* Task brief *
Copy nothing but the text: repeat each entry exactly and drop the images.

[Start of Extracted material]

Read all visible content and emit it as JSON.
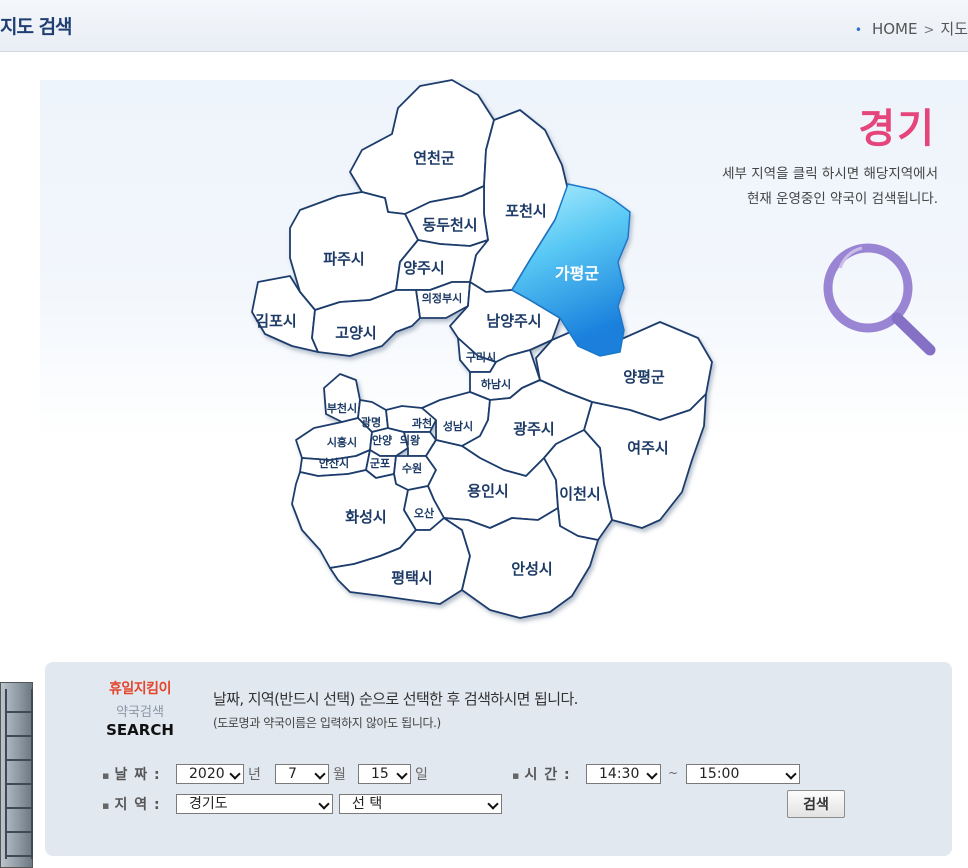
{
  "header": {
    "title": "지도 검색",
    "breadcrumb": {
      "home": "HOME",
      "separator": ">",
      "current": "지도"
    }
  },
  "region": {
    "title": "경기",
    "description_line1": "세부 지역을 클릭 하시면 해당지역에서",
    "description_line2": "현재 운영중인 약국이 검색됩니다."
  },
  "map": {
    "selected_region": "가평군",
    "regions": [
      "연천군",
      "포천시",
      "동두천시",
      "가평군",
      "파주시",
      "양주시",
      "의정부시",
      "김포시",
      "고양시",
      "남양주시",
      "구리시",
      "양평군",
      "하남시",
      "부천시",
      "광명",
      "과천",
      "성남시",
      "광주시",
      "시흥시",
      "안양",
      "의왕",
      "안산시",
      "군포",
      "수원",
      "여주시",
      "용인시",
      "이천시",
      "화성시",
      "오산",
      "평택시",
      "안성시"
    ]
  },
  "search": {
    "brand_line1": "휴일지킴이",
    "brand_line2": "약국검색",
    "brand_line3": "SEARCH",
    "guide_main": "날짜, 지역(반드시 선택) 순으로 선택한 후 검색하시면 됩니다.",
    "guide_sub": "(도로명과 약국이름은 입력하지 않아도 됩니다.)",
    "date_label": "날 짜 :",
    "year_value": "2020",
    "year_unit": "년",
    "month_value": "7",
    "month_unit": "월",
    "day_value": "15",
    "day_unit": "일",
    "time_label": "시 간 :",
    "time_start": "14:30",
    "time_separator": "~",
    "time_end": "15:00",
    "area_label": "지 역 :",
    "province_value": "경기도",
    "city_value": "선 택",
    "search_button": "검색"
  },
  "colors": {
    "accent_title": "#e5457a",
    "brand_red": "#e4452d",
    "selected_region_top": "#a9ebfb",
    "selected_region_bottom": "#1e86e0",
    "border_navy": "#1e3c6c"
  }
}
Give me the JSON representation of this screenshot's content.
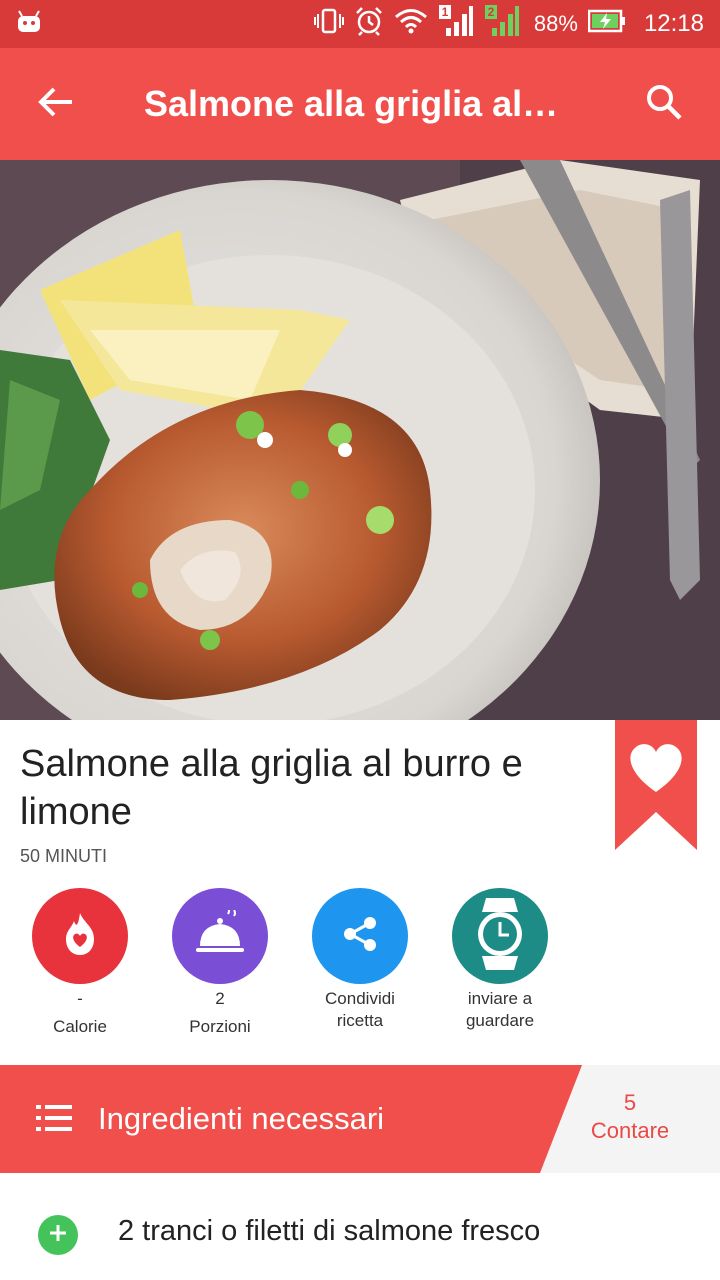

[End of Extracted material]

* In response *
Read all visible content and emit it as JSON.
{
  "header": {
    "title": "지도 검색",
    "breadcrumb": {
      "home": "HOME",
      "separator": ">",
      "current": "지도"
    }
  },
  "region": {
    "title": "경기",
    "description_line1": "세부 지역을 클릭 하시면 해당지역에서",
    "description_line2": "현재 운영중인 약국이 검색됩니다."
  },
  "map": {
    "selected_region": "가평군",
    "regions": [
      "연천군",
      "포천시",
      "동두천시",
      "가평군",
      "파주시",
      "양주시",
      "의정부시",
      "김포시",
      "고양시",
      "남양주시",
      "구리시",
      "양평군",
      "하남시",
      "부천시",
      "광명",
      "과천",
      "성남시",
      "광주시",
      "시흥시",
      "안양",
      "의왕",
      "안산시",
      "군포",
      "수원",
      "여주시",
      "용인시",
      "이천시",
      "화성시",
      "오산",
      "평택시",
      "안성시"
    ]
  },
  "search": {
    "brand_line1": "휴일지킴이",
    "brand_line2": "약국검색",
    "brand_line3": "SEARCH",
    "guide_main": "날짜, 지역(반드시 선택) 순으로 선택한 후 검색하시면 됩니다.",
    "guide_sub": "(도로명과 약국이름은 입력하지 않아도 됩니다.)",
    "date_label": "날 짜 :",
    "year_value": "2020",
    "year_unit": "년",
    "month_value": "7",
    "month_unit": "월",
    "day_value": "15",
    "day_unit": "일",
    "time_label": "시 간 :",
    "time_start": "14:30",
    "time_separator": "~",
    "time_end": "15:00",
    "area_label": "지 역 :",
    "province_value": "경기도",
    "city_value": "선 택",
    "search_button": "검색"
  },
  "colors": {
    "accent_title": "#e5457a",
    "brand_red": "#e4452d",
    "selected_region_top": "#a9ebfb",
    "selected_region_bottom": "#1e86e0",
    "border_navy": "#1e3c6c"
  }
}
Give me the JSON representation of this screenshot's content.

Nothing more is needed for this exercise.